◆ GOAL OF THE EXERCISE ◆
Gather every line of the entries that includes the word "народонаселенія".

◆ RECORDS PROVIDED ◆
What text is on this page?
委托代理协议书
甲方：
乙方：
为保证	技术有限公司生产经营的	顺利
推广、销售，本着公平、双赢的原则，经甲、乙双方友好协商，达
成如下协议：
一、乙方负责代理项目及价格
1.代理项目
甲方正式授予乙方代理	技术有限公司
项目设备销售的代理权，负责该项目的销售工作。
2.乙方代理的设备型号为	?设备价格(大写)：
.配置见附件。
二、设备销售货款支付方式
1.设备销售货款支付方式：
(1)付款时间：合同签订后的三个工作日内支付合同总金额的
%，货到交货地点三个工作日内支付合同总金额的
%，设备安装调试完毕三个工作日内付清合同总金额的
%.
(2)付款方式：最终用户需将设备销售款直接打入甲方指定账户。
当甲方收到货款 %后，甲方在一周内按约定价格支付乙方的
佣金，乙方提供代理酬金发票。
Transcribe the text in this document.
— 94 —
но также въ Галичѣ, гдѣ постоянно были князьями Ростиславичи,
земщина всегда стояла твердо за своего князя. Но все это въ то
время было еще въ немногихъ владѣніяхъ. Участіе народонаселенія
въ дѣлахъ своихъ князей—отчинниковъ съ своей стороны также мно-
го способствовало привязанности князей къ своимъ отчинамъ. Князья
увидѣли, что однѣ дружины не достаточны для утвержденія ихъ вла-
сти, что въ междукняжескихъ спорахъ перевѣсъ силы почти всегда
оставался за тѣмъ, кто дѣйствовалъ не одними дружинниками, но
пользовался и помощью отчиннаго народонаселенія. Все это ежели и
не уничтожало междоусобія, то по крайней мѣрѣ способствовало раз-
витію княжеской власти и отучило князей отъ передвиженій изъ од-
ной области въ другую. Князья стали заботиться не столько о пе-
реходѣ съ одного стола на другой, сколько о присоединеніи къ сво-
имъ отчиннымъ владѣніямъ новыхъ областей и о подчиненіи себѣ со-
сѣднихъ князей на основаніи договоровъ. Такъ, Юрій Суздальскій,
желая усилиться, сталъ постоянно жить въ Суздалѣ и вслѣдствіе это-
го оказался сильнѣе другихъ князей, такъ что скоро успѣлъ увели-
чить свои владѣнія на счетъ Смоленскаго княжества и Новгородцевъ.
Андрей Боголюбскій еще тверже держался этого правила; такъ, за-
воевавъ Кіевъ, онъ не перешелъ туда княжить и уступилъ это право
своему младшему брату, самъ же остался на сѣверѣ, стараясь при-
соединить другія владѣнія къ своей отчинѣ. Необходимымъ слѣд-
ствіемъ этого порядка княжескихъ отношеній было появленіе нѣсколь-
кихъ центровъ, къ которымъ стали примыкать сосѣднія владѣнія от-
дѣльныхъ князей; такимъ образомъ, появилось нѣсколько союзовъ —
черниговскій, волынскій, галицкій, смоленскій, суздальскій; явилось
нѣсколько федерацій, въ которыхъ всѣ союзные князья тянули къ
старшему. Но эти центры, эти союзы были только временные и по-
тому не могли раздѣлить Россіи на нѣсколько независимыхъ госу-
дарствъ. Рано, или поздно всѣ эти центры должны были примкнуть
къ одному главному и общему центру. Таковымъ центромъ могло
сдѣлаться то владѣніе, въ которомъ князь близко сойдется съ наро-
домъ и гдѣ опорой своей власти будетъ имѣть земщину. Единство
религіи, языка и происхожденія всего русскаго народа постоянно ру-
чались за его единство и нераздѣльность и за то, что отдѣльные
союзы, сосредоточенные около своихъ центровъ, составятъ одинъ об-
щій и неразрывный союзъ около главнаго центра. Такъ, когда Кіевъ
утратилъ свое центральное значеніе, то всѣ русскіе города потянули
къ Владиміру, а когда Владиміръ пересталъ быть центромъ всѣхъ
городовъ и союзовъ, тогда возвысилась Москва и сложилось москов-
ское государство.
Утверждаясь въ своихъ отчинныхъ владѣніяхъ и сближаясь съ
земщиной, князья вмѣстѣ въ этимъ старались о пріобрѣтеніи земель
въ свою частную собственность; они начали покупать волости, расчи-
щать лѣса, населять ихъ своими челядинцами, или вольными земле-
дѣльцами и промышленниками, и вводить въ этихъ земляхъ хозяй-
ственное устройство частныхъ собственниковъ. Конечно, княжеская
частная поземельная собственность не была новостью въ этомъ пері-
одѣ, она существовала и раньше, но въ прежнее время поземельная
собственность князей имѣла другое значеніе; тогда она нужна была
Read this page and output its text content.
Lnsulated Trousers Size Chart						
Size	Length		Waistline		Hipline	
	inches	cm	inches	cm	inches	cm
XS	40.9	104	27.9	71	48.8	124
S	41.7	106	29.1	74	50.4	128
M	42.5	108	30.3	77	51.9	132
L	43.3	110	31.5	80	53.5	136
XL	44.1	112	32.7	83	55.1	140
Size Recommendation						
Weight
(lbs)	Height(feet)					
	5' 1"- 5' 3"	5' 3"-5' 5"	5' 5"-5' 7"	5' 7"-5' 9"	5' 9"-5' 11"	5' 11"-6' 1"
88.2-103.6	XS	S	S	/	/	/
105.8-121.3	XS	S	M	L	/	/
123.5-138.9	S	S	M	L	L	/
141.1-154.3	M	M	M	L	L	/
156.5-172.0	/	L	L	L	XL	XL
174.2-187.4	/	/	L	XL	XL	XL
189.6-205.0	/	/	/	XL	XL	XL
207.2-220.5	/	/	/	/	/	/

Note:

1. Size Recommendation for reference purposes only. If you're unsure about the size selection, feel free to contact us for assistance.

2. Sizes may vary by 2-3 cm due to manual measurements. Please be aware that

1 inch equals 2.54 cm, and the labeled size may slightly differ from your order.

◆ SOLUTION FOR THIS TASK ◆
время было еще въ немногихъ владѣніяхъ. Участіе народонаселенія
пользовался и помощью отчиннаго народонаселенія. Все это ежели и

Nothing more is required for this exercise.